Reproduce the records. Keep every word exact and include no images.

──────────────────────────────

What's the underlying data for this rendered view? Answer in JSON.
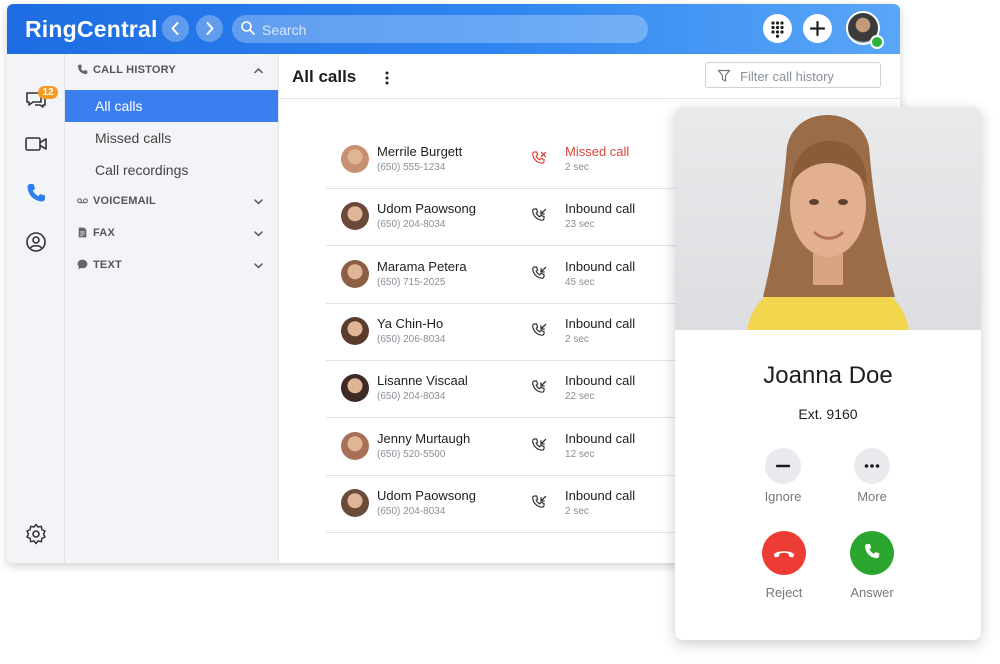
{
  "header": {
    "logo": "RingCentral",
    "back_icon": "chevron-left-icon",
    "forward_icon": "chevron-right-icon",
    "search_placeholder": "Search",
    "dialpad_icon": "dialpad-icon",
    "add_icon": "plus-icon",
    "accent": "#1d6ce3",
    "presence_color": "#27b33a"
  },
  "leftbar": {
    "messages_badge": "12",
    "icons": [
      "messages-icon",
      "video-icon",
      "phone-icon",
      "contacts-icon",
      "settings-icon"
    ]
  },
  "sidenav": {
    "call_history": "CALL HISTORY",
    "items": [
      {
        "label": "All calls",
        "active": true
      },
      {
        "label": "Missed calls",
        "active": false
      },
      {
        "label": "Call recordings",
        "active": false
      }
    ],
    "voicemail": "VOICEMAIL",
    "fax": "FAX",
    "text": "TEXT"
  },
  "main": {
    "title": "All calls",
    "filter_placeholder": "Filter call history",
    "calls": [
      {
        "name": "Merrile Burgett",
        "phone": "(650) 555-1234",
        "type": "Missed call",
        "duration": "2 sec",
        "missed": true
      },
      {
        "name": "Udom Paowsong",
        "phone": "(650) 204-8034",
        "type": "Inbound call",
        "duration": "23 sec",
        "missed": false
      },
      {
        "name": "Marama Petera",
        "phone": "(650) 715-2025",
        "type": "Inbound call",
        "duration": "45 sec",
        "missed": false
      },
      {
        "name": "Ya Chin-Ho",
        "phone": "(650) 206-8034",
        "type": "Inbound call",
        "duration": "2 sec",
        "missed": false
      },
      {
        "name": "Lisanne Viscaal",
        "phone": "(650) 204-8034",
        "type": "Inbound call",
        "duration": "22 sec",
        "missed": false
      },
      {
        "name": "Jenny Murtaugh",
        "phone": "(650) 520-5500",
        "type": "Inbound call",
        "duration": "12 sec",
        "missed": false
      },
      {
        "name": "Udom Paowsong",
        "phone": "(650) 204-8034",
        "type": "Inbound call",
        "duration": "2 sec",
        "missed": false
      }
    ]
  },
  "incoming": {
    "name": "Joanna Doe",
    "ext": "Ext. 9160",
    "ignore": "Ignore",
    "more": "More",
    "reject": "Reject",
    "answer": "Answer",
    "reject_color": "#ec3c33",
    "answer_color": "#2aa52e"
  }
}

──────────────────────────────

SOLUTION TO THIS TASK ▸
What's the underlying data for this rendered view? Answer in JSON.
{
  "header": {
    "logo": "RingCentral",
    "back_icon": "chevron-left-icon",
    "forward_icon": "chevron-right-icon",
    "search_placeholder": "Search",
    "dialpad_icon": "dialpad-icon",
    "add_icon": "plus-icon",
    "accent": "#1d6ce3",
    "presence_color": "#27b33a"
  },
  "leftbar": {
    "messages_badge": "12",
    "icons": [
      "messages-icon",
      "video-icon",
      "phone-icon",
      "contacts-icon",
      "settings-icon"
    ]
  },
  "sidenav": {
    "call_history": "CALL HISTORY",
    "items": [
      {
        "label": "All calls",
        "active": true
      },
      {
        "label": "Missed calls",
        "active": false
      },
      {
        "label": "Call recordings",
        "active": false
      }
    ],
    "voicemail": "VOICEMAIL",
    "fax": "FAX",
    "text": "TEXT"
  },
  "main": {
    "title": "All calls",
    "filter_placeholder": "Filter call history",
    "calls": [
      {
        "name": "Merrile Burgett",
        "phone": "(650) 555-1234",
        "type": "Missed call",
        "duration": "2 sec",
        "missed": true
      },
      {
        "name": "Udom Paowsong",
        "phone": "(650) 204-8034",
        "type": "Inbound call",
        "duration": "23 sec",
        "missed": false
      },
      {
        "name": "Marama Petera",
        "phone": "(650) 715-2025",
        "type": "Inbound call",
        "duration": "45 sec",
        "missed": false
      },
      {
        "name": "Ya Chin-Ho",
        "phone": "(650) 206-8034",
        "type": "Inbound call",
        "duration": "2 sec",
        "missed": false
      },
      {
        "name": "Lisanne Viscaal",
        "phone": "(650) 204-8034",
        "type": "Inbound call",
        "duration": "22 sec",
        "missed": false
      },
      {
        "name": "Jenny Murtaugh",
        "phone": "(650) 520-5500",
        "type": "Inbound call",
        "duration": "12 sec",
        "missed": false
      },
      {
        "name": "Udom Paowsong",
        "phone": "(650) 204-8034",
        "type": "Inbound call",
        "duration": "2 sec",
        "missed": false
      }
    ]
  },
  "incoming": {
    "name": "Joanna Doe",
    "ext": "Ext. 9160",
    "ignore": "Ignore",
    "more": "More",
    "reject": "Reject",
    "answer": "Answer",
    "reject_color": "#ec3c33",
    "answer_color": "#2aa52e"
  }
}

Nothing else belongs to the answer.